### SET TASK
Please copy the stretch from the start of the records through the line containing "verse-number: 13 xyxy=(6,0,20,15)", substituting "separator" for "divider" and keeping everything else the same.

======== PROVIDED RECORDS

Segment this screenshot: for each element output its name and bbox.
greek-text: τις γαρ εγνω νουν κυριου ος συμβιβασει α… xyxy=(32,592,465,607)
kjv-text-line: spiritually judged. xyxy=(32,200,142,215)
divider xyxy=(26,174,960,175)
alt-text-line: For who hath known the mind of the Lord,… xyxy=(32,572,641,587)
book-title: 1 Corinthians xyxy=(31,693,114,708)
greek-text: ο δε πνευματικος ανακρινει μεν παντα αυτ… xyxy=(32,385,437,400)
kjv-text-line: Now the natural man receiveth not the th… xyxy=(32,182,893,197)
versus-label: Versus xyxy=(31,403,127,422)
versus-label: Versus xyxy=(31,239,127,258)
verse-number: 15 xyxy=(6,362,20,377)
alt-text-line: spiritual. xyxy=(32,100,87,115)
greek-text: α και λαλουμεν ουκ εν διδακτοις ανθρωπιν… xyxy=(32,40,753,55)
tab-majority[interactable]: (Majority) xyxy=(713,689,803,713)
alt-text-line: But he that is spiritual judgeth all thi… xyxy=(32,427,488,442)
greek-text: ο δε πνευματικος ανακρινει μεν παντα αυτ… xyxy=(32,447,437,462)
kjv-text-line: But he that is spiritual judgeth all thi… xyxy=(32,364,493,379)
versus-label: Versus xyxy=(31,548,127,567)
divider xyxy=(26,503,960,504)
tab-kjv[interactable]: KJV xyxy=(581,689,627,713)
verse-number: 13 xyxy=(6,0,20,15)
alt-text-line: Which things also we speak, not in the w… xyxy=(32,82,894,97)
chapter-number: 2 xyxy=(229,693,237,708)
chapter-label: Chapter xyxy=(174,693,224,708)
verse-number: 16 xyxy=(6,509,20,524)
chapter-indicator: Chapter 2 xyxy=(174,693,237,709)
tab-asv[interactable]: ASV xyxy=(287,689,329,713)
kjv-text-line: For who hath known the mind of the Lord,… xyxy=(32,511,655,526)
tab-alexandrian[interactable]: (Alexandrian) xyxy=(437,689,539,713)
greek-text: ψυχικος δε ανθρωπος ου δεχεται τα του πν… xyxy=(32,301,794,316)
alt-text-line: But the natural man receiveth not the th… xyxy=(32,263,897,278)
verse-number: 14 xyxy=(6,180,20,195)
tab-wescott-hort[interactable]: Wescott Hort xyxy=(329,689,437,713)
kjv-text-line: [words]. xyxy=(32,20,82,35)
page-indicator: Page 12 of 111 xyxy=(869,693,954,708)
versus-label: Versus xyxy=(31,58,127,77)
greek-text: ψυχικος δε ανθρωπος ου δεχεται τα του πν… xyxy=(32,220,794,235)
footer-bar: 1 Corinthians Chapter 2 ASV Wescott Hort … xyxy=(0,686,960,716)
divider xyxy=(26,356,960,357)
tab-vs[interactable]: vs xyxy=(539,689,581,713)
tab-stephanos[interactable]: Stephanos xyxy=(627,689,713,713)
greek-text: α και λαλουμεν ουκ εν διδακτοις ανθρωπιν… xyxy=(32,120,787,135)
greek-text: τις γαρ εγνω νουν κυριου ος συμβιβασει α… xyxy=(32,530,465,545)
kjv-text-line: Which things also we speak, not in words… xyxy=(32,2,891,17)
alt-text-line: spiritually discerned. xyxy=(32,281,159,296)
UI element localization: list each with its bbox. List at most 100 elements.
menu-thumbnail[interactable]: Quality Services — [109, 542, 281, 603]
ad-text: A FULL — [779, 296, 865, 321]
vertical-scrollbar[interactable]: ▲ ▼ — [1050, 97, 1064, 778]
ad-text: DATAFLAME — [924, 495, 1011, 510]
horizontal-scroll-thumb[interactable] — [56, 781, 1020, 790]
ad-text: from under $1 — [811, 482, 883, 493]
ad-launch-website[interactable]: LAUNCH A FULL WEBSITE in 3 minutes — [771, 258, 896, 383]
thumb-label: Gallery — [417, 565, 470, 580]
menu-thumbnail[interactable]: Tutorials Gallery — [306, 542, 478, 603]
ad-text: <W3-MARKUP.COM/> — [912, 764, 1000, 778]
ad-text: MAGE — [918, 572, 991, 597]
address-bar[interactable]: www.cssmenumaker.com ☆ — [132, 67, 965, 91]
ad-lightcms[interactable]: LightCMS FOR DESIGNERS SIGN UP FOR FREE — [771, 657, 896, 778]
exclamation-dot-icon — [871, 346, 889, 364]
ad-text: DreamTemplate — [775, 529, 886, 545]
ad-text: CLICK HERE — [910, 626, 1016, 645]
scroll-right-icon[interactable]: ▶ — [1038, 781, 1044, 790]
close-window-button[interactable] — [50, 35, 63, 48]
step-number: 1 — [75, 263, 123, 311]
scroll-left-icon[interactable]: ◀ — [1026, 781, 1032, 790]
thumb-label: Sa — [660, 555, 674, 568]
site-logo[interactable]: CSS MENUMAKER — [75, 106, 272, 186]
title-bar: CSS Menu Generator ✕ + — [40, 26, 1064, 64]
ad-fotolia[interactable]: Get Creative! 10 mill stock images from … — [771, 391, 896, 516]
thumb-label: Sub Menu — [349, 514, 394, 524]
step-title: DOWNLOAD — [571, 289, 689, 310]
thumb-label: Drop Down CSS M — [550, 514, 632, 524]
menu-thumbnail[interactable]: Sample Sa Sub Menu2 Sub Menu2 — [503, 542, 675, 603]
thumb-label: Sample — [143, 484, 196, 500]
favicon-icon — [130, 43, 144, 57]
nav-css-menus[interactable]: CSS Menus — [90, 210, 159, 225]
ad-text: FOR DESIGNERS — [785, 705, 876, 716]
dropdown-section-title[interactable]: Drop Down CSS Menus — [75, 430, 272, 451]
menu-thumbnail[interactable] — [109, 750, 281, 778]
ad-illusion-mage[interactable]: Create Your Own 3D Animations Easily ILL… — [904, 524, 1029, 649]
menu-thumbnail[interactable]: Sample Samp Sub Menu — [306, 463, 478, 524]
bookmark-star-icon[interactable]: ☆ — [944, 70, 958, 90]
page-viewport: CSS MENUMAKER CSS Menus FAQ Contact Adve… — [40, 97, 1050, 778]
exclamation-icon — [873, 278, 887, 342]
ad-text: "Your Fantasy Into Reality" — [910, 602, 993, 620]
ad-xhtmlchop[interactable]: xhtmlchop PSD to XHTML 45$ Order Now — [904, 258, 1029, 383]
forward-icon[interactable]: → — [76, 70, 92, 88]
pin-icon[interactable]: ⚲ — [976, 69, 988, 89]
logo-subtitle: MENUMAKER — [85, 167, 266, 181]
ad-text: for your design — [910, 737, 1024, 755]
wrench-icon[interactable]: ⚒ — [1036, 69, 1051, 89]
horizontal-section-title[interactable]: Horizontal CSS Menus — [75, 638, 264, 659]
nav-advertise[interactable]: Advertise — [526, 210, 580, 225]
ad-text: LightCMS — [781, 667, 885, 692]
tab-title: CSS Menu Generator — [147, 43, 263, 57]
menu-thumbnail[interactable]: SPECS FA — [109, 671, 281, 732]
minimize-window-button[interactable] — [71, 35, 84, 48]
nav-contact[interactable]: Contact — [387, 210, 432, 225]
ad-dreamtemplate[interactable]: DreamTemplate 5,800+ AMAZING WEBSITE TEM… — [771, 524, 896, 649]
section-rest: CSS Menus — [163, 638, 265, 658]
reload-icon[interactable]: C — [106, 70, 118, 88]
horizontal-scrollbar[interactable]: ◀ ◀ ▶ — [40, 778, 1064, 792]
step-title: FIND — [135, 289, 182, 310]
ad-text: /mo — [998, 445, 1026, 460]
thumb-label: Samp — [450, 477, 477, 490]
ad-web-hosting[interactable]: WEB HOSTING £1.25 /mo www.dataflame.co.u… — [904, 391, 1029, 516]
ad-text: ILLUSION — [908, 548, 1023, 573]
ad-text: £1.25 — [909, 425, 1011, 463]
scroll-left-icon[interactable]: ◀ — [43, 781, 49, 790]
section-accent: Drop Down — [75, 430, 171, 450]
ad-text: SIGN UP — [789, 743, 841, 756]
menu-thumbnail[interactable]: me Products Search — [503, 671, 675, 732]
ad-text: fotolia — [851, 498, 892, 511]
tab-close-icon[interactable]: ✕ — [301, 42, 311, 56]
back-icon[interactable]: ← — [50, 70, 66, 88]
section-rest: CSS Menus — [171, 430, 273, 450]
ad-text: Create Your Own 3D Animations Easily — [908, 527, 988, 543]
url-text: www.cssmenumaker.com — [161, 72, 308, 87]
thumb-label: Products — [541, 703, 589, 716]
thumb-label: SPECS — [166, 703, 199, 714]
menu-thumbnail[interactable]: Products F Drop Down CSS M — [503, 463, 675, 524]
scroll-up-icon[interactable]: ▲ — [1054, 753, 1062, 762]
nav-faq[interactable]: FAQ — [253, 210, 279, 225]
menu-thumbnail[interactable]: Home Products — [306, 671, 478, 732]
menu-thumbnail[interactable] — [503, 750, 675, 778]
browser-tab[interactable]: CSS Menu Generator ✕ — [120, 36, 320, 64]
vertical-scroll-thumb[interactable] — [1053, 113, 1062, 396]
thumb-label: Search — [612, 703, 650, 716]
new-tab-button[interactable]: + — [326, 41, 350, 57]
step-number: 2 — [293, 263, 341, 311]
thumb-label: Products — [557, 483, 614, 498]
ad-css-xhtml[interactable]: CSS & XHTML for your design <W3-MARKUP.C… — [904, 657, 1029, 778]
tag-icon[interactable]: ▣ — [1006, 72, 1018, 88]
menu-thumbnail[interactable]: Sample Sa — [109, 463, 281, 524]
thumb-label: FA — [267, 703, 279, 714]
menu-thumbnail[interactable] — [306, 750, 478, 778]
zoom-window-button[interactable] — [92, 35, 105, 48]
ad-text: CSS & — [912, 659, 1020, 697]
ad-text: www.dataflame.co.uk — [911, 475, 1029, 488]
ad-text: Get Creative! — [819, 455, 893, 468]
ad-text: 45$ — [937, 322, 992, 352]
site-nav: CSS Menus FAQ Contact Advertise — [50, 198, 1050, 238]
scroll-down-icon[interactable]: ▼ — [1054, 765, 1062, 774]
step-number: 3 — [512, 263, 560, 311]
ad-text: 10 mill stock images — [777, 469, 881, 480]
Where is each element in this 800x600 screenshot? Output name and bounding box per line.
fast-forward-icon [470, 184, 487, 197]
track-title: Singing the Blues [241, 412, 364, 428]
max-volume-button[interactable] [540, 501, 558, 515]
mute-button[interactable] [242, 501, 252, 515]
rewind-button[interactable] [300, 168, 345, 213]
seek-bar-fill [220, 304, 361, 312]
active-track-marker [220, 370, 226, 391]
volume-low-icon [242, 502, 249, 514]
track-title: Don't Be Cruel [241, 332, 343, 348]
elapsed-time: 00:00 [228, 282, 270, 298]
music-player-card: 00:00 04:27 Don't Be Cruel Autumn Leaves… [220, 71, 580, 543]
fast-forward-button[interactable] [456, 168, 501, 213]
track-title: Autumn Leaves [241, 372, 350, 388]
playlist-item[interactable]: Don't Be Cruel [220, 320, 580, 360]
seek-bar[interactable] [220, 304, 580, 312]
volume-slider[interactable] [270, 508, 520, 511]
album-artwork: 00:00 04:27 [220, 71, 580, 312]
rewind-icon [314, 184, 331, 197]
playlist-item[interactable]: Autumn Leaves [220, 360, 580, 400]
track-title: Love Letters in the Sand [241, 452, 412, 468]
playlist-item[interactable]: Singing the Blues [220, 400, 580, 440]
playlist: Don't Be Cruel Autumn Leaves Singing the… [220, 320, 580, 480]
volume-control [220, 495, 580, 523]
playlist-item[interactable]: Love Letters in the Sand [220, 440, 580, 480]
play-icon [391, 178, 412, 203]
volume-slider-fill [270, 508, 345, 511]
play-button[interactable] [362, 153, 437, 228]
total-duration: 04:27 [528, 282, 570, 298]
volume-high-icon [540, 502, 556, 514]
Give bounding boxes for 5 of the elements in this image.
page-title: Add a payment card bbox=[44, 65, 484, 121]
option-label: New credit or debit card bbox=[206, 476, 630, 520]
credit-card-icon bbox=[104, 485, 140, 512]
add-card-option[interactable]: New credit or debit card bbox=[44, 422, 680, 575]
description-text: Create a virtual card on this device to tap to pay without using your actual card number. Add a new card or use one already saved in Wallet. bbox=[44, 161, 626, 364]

================

### SOLUTION TO THIS TASK
Segment this screenshot: for each element output its name and bbox.
greek-text: τις γαρ εγνω νουν κυριου ος συμβιβασει α… xyxy=(32,592,465,607)
kjv-text-line: spiritually judged. xyxy=(32,200,142,215)
separator xyxy=(26,174,960,175)
alt-text-line: For who hath known the mind of the Lord,… xyxy=(32,572,641,587)
book-title: 1 Corinthians xyxy=(31,693,114,708)
greek-text: ο δε πνευματικος ανακρινει μεν παντα αυτ… xyxy=(32,385,437,400)
kjv-text-line: Now the natural man receiveth not the th… xyxy=(32,182,893,197)
versus-label: Versus xyxy=(31,403,127,422)
versus-label: Versus xyxy=(31,239,127,258)
verse-number: 15 xyxy=(6,362,20,377)
alt-text-line: spiritual. xyxy=(32,100,87,115)
greek-text: α και λαλουμεν ουκ εν διδακτοις ανθρωπιν… xyxy=(32,40,753,55)
tab-majority[interactable]: (Majority) xyxy=(713,689,803,713)
alt-text-line: But he that is spiritual judgeth all thi… xyxy=(32,427,488,442)
greek-text: ο δε πνευματικος ανακρινει μεν παντα αυτ… xyxy=(32,447,437,462)
kjv-text-line: But he that is spiritual judgeth all thi… xyxy=(32,364,493,379)
versus-label: Versus xyxy=(31,548,127,567)
separator xyxy=(26,503,960,504)
tab-kjv[interactable]: KJV xyxy=(581,689,627,713)
verse-number: 13 xyxy=(6,0,20,15)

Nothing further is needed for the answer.